■ DATA FOR THE TASK ■

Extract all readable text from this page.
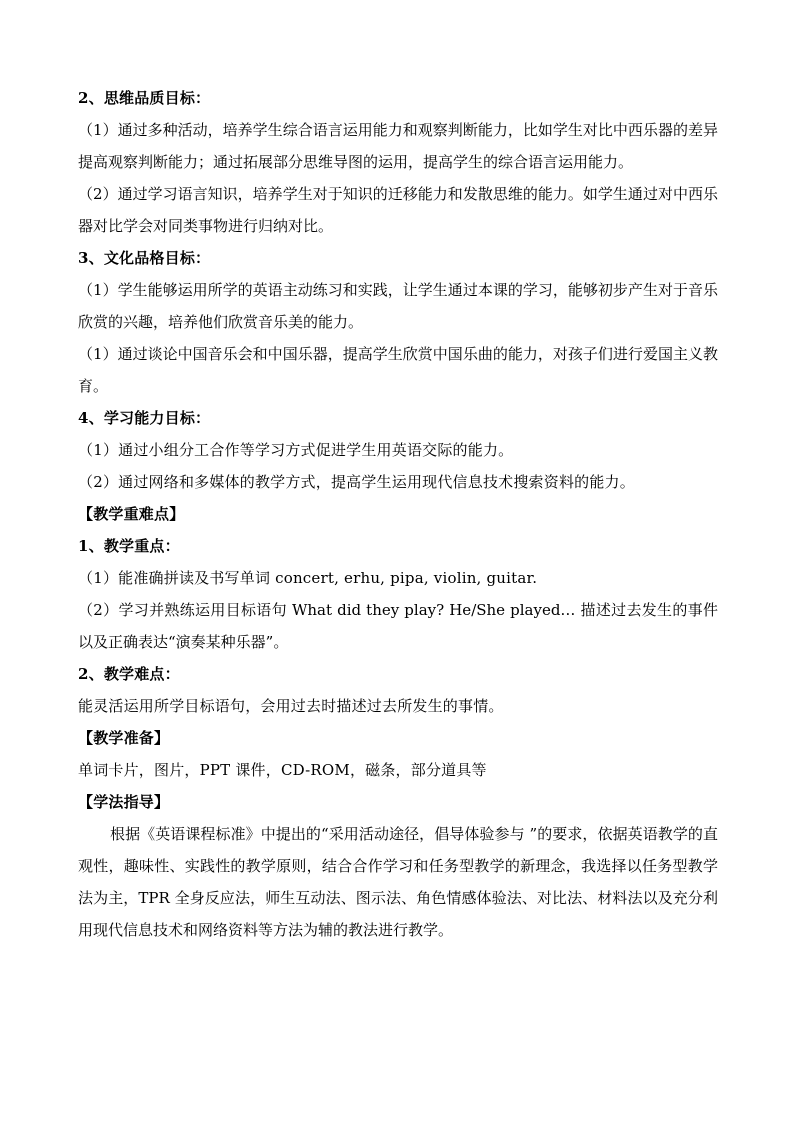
2、思维品质目标：
（1）通过多种活动，培养学生综合语言运用能力和观察判断能力，比如学生对比中西乐器的差异提高观察判断能力；通过拓展部分思维导图的运用，提高学生的综合语言运用能力。
（2）通过学习语言知识，培养学生对于知识的迁移能力和发散思维的能力。如学生通过对中西乐器对比学会对同类事物进行归纳对比。
3、文化品格目标：
（1）学生能够运用所学的英语主动练习和实践，让学生通过本课的学习，能够初步产生对于音乐欣赏的兴趣，培养他们欣赏音乐美的能力。
（1）通过谈论中国音乐会和中国乐器，提高学生欣赏中国乐曲的能力，对孩子们进行爱国主义教育。
4、学习能力目标：
（1）通过小组分工合作等学习方式促进学生用英语交际的能力。
（2）通过网络和多媒体的教学方式，提高学生运用现代信息技术搜索资料的能力。
【教学重难点】
1、教学重点：
（1）能准确拼读及书写单词 concert, erhu, pipa, violin, guitar.
（2）学习并熟练运用目标语句 What did they play? He/She played… 描述过去发生的事件以及正确表达“演奏某种乐器”。
2、教学难点：
能灵活运用所学目标语句，会用过去时描述过去所发生的事情。
【教学准备】
单词卡片，图片，PPT 课件，CD-ROM，磁条，部分道具等
【学法指导】
根据《英语课程标准》中提出的“采用活动途径，倡导体验参与 ”的要求，依据英语教学的直观性，趣味性、实践性的教学原则，结合合作学习和任务型教学的新理念，我选择以任务型教学法为主，TPR 全身反应法，师生互动法、图示法、角色情感体验法、对比法、材料法以及充分利用现代信息技术和网络资料等方法为辅的教法进行教学。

■ REQUIRED WORK ■
Your copy should match the records word for word, with the pictures removed.

■ TASK RESULT ■
Extract all readable text from this page.
2、思维品质目标：
（1）通过多种活动，培养学生综合语言运用能力和观察判断能力，比如学生对比中西乐器的差异提高观察判断能力；通过拓展部分思维导图的运用，提高学生的综合语言运用能力。
（2）通过学习语言知识，培养学生对于知识的迁移能力和发散思维的能力。如学生通过对中西乐器对比学会对同类事物进行归纳对比。
3、文化品格目标：
（1）学生能够运用所学的英语主动练习和实践，让学生通过本课的学习，能够初步产生对于音乐欣赏的兴趣，培养他们欣赏音乐美的能力。
（1）通过谈论中国音乐会和中国乐器，提高学生欣赏中国乐曲的能力，对孩子们进行爱国主义教育。
4、学习能力目标：
（1）通过小组分工合作等学习方式促进学生用英语交际的能力。
（2）通过网络和多媒体的教学方式，提高学生运用现代信息技术搜索资料的能力。
【教学重难点】
1、教学重点：
（1）能准确拼读及书写单词 concert, erhu, pipa, violin, guitar.
（2）学习并熟练运用目标语句 What did they play? He/She played… 描述过去发生的事件以及正确表达“演奏某种乐器”。
2、教学难点：
能灵活运用所学目标语句，会用过去时描述过去所发生的事情。
【教学准备】
单词卡片，图片，PPT 课件，CD-ROM，磁条，部分道具等
【学法指导】
根据《英语课程标准》中提出的“采用活动途径，倡导体验参与 ”的要求，依据英语教学的直观性，趣味性、实践性的教学原则，结合合作学习和任务型教学的新理念，我选择以任务型教学法为主，TPR 全身反应法，师生互动法、图示法、角色情感体验法、对比法、材料法以及充分利用现代信息技术和网络资料等方法为辅的教法进行教学。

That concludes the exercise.